**Aim of the exercise:** From the entries below, copy every line holding the word "Rosa".

**Supplied material:**

□ □ □

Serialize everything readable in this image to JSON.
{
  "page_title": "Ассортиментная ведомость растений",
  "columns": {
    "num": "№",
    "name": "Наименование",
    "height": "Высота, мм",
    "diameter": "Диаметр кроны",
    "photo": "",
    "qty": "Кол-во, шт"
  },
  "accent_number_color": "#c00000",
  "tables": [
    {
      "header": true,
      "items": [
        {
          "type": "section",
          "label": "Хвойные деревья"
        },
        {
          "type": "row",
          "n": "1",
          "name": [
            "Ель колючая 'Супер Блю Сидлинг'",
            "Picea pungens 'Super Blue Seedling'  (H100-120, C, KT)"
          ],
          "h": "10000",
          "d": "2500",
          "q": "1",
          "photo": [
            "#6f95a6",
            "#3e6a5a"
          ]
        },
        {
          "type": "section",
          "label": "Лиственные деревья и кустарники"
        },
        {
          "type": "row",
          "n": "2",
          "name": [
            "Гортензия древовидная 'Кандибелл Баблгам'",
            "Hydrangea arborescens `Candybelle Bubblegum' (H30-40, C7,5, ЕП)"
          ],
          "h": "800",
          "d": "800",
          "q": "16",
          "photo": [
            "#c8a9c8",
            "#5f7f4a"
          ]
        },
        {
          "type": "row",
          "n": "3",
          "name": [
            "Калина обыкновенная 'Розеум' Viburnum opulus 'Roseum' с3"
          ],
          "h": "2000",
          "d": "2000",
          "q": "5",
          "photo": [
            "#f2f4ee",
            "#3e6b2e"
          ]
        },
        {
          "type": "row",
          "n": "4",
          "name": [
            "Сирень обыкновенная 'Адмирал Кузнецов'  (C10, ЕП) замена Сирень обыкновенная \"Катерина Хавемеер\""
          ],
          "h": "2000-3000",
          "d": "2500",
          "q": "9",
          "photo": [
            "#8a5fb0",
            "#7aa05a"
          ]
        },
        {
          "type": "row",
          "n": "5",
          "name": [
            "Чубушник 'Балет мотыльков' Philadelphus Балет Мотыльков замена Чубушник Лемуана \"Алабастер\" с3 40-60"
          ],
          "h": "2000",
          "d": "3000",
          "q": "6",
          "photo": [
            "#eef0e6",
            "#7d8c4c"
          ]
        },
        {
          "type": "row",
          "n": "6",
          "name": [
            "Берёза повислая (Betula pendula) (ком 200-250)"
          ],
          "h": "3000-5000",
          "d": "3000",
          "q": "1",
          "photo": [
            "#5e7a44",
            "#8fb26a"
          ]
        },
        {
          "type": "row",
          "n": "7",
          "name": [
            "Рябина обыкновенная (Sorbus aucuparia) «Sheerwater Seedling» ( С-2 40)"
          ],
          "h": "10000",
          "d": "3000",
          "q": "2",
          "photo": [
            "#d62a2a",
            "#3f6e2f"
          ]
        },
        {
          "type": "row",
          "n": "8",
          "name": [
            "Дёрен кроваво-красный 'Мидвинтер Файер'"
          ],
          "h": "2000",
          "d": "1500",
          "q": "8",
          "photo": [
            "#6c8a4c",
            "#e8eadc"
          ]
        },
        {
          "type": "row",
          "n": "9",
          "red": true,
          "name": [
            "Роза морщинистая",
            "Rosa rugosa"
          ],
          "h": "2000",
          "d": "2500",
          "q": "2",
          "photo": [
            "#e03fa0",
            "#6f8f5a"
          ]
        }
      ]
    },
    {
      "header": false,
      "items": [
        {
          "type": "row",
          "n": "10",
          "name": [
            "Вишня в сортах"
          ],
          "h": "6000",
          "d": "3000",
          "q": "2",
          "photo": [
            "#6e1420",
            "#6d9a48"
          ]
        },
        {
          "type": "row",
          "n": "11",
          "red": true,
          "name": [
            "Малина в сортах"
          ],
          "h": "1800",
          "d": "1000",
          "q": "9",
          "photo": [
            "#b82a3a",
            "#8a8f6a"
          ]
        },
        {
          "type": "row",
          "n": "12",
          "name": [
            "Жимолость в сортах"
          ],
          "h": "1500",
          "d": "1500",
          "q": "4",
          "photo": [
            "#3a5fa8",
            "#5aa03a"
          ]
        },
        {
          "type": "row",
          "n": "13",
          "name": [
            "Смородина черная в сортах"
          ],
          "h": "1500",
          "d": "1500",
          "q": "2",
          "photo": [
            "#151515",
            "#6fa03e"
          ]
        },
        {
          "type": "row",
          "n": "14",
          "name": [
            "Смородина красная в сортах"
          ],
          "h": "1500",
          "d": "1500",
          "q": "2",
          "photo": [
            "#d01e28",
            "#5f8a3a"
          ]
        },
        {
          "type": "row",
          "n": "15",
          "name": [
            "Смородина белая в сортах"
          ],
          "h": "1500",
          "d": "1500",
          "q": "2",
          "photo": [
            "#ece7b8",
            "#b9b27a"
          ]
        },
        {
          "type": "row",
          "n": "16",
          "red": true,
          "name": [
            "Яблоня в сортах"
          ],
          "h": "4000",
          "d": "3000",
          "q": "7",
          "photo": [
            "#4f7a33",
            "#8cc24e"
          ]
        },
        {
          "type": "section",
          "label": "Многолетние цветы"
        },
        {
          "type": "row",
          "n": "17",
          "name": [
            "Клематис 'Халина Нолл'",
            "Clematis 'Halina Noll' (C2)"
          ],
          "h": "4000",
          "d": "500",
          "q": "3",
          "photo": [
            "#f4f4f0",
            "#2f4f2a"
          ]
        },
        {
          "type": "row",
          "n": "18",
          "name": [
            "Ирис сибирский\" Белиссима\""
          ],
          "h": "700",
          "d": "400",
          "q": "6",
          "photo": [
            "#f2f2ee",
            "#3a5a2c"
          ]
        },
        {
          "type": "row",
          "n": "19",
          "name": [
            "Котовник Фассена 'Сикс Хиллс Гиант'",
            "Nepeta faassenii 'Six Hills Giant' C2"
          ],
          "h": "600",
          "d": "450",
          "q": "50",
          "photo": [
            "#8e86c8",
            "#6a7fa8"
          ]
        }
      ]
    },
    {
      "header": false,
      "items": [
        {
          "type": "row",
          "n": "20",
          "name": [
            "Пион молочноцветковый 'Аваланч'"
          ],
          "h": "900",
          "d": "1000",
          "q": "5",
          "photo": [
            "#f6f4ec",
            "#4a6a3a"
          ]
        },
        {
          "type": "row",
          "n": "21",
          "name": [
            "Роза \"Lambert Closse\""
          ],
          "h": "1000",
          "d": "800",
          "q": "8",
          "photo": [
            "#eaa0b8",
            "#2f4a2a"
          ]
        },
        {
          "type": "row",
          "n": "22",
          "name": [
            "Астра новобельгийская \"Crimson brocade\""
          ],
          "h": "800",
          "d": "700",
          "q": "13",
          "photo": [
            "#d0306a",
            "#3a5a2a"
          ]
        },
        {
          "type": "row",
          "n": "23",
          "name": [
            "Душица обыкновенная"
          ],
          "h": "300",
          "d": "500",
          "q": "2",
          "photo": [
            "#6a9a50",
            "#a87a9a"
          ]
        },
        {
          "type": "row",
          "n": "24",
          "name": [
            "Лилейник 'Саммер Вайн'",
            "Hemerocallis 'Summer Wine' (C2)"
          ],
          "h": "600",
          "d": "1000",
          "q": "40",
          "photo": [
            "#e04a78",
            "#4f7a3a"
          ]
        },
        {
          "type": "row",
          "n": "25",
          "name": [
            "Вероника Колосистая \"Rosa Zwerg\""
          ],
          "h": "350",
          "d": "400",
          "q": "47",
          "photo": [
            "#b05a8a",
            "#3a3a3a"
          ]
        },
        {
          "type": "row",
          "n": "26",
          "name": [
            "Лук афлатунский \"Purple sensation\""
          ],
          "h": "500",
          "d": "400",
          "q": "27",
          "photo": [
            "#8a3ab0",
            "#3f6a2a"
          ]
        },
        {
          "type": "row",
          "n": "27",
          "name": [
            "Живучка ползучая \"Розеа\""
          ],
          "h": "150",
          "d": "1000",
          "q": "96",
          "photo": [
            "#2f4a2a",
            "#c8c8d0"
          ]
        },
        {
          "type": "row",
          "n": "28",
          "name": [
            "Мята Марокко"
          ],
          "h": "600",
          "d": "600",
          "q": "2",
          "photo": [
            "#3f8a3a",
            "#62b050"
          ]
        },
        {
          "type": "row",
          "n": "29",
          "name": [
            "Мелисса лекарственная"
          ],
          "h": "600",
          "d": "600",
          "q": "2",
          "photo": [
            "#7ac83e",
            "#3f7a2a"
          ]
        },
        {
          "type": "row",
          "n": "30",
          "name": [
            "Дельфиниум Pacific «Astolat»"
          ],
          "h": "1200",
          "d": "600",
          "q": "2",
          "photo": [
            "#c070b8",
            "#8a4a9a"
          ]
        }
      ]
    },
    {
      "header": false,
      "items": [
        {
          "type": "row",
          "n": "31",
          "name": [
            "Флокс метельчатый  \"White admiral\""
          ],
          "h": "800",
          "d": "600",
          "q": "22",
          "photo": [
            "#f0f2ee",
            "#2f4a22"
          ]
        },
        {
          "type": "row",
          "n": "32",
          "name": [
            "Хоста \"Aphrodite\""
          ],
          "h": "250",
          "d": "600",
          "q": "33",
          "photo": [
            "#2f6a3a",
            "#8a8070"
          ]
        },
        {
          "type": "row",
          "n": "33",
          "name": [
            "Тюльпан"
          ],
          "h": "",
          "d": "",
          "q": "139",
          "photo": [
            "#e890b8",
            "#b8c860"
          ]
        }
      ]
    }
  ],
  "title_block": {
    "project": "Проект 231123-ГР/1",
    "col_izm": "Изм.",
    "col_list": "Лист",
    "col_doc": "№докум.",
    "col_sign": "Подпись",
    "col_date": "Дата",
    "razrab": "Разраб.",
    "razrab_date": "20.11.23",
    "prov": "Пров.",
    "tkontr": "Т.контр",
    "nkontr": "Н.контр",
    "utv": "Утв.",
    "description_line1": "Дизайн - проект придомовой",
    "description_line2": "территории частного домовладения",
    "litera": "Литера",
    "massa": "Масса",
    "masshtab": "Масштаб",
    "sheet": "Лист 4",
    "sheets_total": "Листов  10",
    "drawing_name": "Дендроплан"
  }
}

□ □ □

**Exercise answer:**
            "Rosa rugosa"
            "Вероника Колосистая \"Rosa Zwerg\""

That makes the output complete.